Stored entries:
## begin
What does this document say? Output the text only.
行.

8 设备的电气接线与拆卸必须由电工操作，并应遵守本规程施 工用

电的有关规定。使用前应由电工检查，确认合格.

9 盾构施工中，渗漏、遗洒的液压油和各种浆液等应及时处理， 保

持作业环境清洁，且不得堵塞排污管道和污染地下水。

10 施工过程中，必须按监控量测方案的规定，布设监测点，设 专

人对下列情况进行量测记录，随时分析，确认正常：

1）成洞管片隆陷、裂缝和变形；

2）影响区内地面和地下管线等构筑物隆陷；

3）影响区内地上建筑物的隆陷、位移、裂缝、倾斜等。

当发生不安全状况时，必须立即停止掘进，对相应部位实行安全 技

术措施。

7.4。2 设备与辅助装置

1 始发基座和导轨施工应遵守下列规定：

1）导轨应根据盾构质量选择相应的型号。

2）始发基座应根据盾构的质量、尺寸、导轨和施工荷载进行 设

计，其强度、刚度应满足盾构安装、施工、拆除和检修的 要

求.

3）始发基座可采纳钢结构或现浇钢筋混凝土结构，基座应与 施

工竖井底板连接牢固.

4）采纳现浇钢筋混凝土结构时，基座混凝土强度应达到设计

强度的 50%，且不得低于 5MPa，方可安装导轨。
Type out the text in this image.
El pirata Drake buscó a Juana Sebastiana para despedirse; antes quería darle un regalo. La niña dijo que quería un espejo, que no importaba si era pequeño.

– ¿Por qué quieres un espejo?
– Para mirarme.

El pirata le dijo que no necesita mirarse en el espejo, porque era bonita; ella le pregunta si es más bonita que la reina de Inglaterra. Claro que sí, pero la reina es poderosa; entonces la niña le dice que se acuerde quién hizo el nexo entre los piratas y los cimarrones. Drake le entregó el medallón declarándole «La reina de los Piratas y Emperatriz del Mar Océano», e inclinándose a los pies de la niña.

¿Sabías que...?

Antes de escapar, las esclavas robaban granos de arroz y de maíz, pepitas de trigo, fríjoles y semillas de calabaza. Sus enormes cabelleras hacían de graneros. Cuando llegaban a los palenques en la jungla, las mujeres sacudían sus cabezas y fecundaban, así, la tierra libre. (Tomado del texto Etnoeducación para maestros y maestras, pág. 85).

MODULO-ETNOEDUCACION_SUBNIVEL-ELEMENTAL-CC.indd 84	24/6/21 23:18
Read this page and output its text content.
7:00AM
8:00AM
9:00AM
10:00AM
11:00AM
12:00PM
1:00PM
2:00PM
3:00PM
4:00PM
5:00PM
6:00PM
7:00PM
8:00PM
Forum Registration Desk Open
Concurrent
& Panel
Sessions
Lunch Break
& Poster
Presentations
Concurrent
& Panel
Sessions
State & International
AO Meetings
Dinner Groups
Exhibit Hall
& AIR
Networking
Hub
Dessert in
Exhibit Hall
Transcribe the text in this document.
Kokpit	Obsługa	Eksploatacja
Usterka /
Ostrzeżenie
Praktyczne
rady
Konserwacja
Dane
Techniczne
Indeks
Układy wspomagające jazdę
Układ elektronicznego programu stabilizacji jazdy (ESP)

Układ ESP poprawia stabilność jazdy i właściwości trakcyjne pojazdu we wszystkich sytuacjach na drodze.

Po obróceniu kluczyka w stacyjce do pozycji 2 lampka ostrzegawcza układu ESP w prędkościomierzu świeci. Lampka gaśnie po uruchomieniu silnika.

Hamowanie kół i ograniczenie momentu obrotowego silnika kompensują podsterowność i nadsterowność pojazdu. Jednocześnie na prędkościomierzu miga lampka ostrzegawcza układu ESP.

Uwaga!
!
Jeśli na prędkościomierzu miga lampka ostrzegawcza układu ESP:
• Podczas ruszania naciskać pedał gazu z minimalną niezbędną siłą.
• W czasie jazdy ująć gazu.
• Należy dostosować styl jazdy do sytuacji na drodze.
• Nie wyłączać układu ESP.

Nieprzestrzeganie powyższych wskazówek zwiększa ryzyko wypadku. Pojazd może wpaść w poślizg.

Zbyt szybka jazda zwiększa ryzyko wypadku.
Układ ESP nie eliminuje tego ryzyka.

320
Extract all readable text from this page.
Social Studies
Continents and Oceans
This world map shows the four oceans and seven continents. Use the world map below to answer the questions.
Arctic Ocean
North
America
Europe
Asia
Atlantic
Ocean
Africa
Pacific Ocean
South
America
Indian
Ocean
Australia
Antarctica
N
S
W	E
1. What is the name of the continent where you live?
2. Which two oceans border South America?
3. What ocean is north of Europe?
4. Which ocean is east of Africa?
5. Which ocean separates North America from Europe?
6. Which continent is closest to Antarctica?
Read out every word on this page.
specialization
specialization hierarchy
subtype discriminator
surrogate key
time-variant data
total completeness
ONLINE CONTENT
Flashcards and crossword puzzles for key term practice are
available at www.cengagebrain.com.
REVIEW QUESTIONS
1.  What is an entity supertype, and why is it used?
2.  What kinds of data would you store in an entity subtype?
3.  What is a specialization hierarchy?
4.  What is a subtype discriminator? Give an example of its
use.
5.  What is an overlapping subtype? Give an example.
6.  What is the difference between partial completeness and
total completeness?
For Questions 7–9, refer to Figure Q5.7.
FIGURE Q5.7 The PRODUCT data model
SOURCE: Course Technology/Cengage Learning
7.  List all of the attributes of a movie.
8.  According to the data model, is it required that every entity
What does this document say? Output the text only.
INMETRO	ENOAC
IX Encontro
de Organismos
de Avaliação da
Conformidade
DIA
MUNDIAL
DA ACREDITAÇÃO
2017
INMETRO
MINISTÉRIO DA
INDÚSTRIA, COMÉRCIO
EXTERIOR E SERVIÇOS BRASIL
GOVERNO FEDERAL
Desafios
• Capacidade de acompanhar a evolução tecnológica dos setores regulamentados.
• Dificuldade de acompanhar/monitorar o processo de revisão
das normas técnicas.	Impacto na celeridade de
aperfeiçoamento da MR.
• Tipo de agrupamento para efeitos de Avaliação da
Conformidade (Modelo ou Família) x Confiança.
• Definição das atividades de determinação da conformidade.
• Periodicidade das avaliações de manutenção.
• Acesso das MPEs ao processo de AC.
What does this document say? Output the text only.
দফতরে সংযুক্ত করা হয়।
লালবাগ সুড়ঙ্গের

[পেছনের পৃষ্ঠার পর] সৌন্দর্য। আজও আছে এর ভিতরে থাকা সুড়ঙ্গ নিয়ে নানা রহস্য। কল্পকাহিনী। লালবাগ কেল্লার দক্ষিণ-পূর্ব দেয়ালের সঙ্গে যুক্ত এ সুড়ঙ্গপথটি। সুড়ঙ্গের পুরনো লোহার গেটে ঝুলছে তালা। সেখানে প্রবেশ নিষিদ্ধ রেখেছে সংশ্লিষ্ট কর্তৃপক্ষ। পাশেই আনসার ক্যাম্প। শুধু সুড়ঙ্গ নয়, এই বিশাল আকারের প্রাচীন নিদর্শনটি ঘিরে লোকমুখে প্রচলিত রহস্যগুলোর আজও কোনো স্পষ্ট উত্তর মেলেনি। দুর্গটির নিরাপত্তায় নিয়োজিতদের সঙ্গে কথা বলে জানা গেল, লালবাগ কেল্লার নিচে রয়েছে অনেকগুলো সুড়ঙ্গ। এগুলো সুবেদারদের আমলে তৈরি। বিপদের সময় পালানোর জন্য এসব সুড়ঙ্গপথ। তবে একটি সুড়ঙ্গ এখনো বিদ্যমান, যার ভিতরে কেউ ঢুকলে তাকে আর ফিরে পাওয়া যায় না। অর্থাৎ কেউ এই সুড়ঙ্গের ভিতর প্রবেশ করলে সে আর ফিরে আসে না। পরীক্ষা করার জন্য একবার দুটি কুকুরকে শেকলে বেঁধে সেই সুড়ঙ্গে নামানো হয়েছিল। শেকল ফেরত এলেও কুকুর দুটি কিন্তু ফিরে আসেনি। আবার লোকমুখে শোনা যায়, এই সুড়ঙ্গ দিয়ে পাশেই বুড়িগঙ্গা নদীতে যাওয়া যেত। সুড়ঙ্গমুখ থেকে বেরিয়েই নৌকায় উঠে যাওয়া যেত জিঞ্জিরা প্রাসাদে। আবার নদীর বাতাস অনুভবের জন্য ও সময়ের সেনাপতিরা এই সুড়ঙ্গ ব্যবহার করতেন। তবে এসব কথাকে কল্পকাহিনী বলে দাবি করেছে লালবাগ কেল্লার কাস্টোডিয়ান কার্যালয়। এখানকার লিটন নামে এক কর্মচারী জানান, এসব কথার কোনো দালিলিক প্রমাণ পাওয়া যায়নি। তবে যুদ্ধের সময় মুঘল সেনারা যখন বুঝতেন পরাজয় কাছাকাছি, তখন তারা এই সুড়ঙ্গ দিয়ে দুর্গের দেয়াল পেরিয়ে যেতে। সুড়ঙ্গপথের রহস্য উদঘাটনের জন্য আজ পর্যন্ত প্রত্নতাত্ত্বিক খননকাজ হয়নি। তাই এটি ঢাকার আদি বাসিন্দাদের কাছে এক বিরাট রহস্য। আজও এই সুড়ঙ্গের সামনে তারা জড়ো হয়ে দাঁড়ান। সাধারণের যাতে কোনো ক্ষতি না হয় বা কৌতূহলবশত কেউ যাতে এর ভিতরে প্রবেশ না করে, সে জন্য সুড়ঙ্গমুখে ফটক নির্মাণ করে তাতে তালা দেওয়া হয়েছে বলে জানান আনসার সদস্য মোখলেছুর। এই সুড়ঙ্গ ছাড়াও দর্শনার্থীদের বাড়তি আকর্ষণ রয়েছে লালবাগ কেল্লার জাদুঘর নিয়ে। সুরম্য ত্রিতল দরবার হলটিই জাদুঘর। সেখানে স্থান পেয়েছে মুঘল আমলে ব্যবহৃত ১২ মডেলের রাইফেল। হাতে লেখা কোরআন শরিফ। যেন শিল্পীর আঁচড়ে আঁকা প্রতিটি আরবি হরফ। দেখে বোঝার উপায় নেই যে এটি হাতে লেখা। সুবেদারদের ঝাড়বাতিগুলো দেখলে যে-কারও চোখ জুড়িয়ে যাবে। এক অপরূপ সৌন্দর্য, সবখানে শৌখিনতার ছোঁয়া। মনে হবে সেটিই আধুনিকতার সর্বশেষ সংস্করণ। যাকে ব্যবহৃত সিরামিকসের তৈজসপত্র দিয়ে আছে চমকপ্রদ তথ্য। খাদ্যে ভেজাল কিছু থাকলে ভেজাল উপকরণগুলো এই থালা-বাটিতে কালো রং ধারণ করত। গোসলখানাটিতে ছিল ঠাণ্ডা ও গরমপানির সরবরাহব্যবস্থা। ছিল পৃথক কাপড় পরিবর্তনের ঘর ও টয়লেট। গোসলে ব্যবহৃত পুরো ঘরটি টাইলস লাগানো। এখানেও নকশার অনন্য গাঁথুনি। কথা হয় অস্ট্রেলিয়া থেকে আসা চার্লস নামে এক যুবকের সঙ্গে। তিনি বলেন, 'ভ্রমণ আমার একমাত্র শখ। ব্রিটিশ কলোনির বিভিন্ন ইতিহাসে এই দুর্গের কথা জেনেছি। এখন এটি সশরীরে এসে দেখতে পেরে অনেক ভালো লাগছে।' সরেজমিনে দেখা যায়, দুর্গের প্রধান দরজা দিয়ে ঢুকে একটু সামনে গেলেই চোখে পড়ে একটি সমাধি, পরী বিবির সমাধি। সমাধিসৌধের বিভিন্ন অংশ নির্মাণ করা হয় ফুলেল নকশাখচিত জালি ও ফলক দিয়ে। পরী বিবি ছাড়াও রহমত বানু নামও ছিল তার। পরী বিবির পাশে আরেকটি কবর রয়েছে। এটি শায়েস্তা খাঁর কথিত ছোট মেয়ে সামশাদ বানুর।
## end
Task details — Above are records; say how many of their lines contain the word "hierarchy", giving only the number.

Correct output — 2